Scan the data below for the string "whole". Show every line where it turns up.

Provided records —
■ ■ ■ ■
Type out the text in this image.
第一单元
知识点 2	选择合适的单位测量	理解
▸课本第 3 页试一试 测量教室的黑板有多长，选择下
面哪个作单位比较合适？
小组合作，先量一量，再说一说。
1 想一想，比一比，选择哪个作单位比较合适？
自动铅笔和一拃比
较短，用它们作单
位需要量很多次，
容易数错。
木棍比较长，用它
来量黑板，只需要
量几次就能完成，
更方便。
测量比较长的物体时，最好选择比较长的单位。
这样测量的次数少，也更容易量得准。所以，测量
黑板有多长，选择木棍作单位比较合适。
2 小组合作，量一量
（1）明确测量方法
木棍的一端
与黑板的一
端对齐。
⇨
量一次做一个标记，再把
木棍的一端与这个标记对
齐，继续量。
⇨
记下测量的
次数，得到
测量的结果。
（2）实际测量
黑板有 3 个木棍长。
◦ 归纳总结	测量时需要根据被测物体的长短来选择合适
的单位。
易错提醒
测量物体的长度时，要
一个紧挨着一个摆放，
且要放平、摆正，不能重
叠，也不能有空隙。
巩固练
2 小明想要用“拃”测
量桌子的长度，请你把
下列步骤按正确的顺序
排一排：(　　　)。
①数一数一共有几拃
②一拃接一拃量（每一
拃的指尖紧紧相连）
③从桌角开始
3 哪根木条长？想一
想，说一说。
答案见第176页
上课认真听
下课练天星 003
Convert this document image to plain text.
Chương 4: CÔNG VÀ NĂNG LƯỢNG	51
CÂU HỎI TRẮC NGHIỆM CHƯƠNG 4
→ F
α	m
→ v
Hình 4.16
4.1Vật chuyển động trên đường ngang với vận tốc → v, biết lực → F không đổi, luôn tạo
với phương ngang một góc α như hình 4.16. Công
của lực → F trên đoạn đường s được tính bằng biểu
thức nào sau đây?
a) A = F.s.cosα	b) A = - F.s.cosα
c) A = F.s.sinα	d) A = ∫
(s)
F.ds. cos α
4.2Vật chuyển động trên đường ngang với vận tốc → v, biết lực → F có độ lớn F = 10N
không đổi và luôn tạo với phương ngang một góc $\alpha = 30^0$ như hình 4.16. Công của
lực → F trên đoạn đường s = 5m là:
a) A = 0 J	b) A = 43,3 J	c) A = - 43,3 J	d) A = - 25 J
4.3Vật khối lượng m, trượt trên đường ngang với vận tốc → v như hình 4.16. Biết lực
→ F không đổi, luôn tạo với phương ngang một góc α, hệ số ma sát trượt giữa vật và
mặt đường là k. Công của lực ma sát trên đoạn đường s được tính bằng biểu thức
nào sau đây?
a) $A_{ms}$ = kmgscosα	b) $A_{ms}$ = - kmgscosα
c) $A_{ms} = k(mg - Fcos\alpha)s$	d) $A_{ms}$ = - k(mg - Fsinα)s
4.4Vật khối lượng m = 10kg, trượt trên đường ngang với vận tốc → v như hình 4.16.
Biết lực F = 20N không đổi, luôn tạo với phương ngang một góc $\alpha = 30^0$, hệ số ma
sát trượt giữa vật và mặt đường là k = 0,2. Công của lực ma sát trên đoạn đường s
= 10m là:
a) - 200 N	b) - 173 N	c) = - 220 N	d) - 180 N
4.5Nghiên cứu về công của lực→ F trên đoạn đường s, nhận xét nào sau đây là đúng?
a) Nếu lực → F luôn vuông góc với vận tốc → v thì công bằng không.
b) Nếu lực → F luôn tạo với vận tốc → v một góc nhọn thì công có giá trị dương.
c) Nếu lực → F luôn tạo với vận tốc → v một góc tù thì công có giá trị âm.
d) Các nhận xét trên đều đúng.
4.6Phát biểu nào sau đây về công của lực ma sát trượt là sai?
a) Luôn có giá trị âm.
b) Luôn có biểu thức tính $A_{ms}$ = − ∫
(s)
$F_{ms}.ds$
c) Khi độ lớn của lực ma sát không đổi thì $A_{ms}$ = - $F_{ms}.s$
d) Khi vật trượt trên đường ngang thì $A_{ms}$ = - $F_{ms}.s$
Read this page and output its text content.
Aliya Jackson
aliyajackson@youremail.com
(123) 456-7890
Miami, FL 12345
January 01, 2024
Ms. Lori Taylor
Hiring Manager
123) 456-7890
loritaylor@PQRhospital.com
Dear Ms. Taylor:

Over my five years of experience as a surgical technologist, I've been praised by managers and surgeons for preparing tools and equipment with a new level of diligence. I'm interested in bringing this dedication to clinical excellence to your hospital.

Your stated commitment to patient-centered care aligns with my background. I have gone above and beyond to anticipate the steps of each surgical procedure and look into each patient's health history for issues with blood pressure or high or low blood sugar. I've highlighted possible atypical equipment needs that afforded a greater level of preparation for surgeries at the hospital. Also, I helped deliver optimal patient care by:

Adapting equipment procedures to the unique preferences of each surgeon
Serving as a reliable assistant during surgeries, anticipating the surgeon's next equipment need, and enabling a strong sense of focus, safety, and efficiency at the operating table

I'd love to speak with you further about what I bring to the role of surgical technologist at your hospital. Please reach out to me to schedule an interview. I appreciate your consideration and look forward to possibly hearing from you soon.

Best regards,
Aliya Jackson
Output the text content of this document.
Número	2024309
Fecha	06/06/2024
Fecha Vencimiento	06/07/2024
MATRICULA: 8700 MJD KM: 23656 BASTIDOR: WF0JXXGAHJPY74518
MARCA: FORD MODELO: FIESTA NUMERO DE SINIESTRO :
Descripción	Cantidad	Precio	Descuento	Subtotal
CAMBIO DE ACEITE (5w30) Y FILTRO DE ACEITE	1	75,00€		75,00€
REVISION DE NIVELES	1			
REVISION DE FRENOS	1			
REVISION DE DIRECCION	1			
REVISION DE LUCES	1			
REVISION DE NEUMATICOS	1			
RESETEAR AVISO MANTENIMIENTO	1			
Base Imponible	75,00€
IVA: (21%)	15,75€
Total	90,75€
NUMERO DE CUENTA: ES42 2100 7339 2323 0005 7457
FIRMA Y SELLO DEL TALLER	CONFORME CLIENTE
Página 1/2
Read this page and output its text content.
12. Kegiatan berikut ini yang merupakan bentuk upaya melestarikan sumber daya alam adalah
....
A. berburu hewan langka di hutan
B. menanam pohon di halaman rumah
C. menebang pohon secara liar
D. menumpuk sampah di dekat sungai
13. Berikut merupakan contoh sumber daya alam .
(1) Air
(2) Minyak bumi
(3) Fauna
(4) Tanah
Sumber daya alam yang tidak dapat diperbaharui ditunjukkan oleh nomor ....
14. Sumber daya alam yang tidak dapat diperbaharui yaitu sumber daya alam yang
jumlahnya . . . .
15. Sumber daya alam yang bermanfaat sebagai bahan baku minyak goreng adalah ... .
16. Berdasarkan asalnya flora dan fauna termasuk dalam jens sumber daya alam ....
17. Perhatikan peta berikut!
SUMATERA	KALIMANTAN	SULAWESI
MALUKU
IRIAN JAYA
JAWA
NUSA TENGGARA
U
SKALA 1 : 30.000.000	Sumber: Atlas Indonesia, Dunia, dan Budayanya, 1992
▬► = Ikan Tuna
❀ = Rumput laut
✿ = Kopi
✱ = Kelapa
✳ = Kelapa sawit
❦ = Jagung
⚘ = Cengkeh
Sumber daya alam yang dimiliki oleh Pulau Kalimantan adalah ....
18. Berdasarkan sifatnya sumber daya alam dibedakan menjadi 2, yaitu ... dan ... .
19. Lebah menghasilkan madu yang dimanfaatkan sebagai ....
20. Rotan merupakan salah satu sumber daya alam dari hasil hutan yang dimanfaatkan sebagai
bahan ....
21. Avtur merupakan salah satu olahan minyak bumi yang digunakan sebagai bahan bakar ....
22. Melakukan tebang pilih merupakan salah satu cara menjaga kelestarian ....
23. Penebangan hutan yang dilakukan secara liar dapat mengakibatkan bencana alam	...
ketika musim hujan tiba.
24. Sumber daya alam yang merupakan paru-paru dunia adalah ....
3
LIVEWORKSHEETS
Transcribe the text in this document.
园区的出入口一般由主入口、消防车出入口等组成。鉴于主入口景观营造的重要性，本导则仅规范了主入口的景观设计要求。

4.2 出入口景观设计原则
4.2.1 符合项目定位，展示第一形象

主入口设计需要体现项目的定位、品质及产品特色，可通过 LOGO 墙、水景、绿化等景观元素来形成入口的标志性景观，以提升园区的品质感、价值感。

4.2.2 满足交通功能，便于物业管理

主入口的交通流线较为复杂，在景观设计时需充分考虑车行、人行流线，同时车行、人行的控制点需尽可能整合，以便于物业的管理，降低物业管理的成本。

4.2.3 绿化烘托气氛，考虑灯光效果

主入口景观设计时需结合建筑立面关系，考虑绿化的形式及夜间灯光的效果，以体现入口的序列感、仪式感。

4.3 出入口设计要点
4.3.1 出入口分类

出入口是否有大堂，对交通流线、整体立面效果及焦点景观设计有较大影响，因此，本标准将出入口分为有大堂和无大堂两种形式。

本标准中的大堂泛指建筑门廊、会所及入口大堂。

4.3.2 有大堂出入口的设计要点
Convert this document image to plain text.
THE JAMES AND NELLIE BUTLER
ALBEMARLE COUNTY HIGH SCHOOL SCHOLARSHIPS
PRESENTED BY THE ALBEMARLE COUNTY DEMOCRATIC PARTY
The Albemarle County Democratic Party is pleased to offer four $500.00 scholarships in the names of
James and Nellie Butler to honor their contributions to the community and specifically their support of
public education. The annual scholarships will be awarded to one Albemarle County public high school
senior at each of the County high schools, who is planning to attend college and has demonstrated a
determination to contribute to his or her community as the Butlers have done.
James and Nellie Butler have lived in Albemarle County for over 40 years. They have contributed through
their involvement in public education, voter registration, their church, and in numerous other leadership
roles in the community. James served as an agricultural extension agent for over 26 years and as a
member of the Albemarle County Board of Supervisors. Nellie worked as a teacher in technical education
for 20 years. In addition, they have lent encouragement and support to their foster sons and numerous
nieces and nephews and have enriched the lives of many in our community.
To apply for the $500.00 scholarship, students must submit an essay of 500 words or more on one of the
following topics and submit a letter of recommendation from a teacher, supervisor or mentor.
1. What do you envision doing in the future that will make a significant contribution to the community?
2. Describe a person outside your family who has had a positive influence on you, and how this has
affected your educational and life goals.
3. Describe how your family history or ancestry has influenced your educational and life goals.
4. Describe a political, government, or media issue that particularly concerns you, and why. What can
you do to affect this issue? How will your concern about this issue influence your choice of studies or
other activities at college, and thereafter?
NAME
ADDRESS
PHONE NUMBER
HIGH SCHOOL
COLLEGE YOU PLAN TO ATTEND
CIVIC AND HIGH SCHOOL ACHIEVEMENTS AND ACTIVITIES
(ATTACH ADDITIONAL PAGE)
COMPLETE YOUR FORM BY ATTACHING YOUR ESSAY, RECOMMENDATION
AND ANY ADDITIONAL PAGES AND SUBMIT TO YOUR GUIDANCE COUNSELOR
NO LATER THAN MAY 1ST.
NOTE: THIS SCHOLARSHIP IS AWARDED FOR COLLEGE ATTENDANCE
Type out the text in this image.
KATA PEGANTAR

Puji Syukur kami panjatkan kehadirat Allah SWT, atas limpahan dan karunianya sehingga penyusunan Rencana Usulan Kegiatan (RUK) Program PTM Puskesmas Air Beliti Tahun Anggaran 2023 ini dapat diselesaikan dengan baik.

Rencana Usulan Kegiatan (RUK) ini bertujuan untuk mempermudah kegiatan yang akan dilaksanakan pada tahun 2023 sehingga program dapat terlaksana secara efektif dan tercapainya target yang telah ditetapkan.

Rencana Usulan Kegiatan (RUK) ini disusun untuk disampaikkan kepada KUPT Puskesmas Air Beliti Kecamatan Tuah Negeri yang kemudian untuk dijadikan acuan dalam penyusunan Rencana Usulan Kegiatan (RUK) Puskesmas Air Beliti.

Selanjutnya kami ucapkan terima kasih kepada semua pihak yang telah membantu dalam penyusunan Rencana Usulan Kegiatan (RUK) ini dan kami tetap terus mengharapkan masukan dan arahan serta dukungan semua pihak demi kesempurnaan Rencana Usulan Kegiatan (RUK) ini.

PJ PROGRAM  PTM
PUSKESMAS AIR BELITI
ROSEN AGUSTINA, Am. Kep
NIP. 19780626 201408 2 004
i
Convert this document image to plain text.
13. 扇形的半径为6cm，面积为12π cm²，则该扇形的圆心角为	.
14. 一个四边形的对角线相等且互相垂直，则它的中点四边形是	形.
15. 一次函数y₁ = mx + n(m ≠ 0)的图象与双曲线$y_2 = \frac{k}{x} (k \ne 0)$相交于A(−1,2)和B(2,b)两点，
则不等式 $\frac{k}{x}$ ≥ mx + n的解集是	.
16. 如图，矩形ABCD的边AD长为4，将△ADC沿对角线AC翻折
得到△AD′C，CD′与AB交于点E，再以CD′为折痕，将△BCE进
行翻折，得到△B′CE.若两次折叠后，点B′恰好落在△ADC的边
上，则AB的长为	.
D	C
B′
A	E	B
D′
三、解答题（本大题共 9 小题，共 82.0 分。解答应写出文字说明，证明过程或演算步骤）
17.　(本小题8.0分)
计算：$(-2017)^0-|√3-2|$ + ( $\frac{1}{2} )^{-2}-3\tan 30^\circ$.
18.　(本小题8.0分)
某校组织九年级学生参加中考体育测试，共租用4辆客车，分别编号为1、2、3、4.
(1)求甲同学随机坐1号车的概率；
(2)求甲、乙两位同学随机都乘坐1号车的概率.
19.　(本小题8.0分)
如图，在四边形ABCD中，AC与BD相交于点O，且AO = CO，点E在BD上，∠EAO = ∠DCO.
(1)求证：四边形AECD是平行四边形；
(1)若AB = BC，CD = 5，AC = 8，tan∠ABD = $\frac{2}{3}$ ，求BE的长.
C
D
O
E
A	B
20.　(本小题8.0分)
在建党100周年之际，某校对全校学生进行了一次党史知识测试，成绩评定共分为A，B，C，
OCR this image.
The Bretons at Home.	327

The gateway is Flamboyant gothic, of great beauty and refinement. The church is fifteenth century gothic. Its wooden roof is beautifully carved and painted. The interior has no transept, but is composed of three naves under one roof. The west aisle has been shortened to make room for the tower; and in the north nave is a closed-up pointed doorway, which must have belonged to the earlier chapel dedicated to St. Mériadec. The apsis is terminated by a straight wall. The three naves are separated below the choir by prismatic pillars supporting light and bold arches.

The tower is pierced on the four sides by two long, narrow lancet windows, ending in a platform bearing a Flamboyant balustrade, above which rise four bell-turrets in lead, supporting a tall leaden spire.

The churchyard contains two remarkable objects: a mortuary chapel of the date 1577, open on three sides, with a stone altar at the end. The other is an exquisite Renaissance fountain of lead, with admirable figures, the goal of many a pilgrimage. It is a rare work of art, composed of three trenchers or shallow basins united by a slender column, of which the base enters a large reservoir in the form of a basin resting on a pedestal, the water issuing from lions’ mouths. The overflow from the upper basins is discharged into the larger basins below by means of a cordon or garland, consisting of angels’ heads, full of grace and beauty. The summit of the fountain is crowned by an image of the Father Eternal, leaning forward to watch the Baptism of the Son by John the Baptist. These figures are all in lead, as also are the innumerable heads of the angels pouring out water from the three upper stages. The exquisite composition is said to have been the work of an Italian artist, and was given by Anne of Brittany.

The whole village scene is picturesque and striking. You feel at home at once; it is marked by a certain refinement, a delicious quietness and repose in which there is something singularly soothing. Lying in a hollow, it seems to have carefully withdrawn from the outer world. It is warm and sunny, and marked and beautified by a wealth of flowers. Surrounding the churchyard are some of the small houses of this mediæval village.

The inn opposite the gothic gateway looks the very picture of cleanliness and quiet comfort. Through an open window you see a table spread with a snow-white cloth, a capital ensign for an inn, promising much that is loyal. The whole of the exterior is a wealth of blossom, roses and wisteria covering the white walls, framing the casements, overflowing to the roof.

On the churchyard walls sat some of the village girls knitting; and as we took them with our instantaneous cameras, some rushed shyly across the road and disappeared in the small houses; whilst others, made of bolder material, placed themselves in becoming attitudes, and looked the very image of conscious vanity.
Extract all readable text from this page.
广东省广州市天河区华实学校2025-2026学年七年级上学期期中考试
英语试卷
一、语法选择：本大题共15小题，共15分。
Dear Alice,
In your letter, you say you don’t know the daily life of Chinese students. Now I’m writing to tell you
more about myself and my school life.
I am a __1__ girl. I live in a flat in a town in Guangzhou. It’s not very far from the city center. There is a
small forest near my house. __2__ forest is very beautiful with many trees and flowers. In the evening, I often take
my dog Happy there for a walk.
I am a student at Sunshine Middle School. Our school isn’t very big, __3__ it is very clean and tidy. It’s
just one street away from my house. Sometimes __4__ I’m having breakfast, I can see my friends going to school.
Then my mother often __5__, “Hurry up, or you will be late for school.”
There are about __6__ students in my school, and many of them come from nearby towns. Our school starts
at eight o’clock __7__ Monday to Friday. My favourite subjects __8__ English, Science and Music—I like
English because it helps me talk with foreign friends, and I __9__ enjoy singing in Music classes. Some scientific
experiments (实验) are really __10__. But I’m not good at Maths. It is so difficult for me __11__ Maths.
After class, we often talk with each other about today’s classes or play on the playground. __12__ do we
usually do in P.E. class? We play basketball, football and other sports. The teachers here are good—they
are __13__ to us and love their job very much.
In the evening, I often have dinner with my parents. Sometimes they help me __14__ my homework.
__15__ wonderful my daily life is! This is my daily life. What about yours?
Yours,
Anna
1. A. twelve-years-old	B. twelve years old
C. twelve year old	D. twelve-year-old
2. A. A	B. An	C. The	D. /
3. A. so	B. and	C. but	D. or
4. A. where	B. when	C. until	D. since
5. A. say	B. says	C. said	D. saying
■ ■ ■ ■
Task output —
The whole village scene is picturesque and striking. You feel at home at once; it is marked by a certain refinement, a delicious quietness and repose in which there is something singularly soothing. Lying in a hollow, it seems to have carefully withdrawn from the outer world. It is warm and sunny, and marked and beautified by a wealth of flowers. Surrounding the churchyard are some of the small houses of this mediæval village.
The inn opposite the gothic gateway looks the very picture of cleanliness and quiet comfort. Through an open window you see a table spread with a snow-white cloth, a capital ensign for an inn, promising much that is loyal. The whole of the exterior is a wealth of blossom, roses and wisteria covering the white walls, framing the casements, overflowing to the roof.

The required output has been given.